MATERIAL FOR THE TASK:

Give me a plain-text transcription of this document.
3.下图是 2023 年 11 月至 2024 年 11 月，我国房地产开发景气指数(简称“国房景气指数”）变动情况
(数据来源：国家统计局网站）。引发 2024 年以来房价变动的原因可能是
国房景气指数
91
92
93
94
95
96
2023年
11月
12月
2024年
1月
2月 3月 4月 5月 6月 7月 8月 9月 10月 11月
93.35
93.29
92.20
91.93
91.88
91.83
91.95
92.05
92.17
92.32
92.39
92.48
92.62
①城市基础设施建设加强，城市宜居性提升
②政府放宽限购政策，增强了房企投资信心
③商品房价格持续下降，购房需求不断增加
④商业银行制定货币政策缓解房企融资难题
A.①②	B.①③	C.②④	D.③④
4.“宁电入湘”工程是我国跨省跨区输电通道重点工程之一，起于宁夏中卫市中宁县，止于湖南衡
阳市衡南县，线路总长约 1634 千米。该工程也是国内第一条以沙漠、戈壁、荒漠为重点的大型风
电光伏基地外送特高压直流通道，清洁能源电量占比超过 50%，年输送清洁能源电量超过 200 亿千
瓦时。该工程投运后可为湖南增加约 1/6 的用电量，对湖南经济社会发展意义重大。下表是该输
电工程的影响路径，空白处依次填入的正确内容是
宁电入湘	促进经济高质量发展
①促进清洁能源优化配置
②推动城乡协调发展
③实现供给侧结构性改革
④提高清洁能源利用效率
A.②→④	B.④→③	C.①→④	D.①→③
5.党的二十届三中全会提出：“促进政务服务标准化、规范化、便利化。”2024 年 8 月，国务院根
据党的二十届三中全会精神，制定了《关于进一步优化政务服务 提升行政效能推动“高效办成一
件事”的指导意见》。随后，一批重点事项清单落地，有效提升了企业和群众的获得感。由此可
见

WRITTEN TASK:
Go through the listing above and restate it word for word.

RESPONSE:
Give me a plain-text transcription of this document.
3.下图是 2023 年 11 月至 2024 年 11 月，我国房地产开发景气指数(简称“国房景气指数”）变动情况
(数据来源：国家统计局网站）。引发 2024 年以来房价变动的原因可能是
国房景气指数
91
92
93
94
95
96
2023年
11月
12月
2024年
1月
2月 3月 4月 5月 6月 7月 8月 9月 10月 11月
93.35
93.29
92.20
91.93
91.88
91.83
91.95
92.05
92.17
92.32
92.39
92.48
92.62
①城市基础设施建设加强，城市宜居性提升
②政府放宽限购政策，增强了房企投资信心
③商品房价格持续下降，购房需求不断增加
④商业银行制定货币政策缓解房企融资难题
A.①②	B.①③	C.②④	D.③④
4.“宁电入湘”工程是我国跨省跨区输电通道重点工程之一，起于宁夏中卫市中宁县，止于湖南衡
阳市衡南县，线路总长约 1634 千米。该工程也是国内第一条以沙漠、戈壁、荒漠为重点的大型风
电光伏基地外送特高压直流通道，清洁能源电量占比超过 50%，年输送清洁能源电量超过 200 亿千
瓦时。该工程投运后可为湖南增加约 1/6 的用电量，对湖南经济社会发展意义重大。下表是该输
电工程的影响路径，空白处依次填入的正确内容是
宁电入湘	促进经济高质量发展
①促进清洁能源优化配置
②推动城乡协调发展
③实现供给侧结构性改革
④提高清洁能源利用效率
A.②→④	B.④→③	C.①→④	D.①→③
5.党的二十届三中全会提出：“促进政务服务标准化、规范化、便利化。”2024 年 8 月，国务院根
据党的二十届三中全会精神，制定了《关于进一步优化政务服务 提升行政效能推动“高效办成一
件事”的指导意见》。随后，一批重点事项清单落地，有效提升了企业和群众的获得感。由此可
见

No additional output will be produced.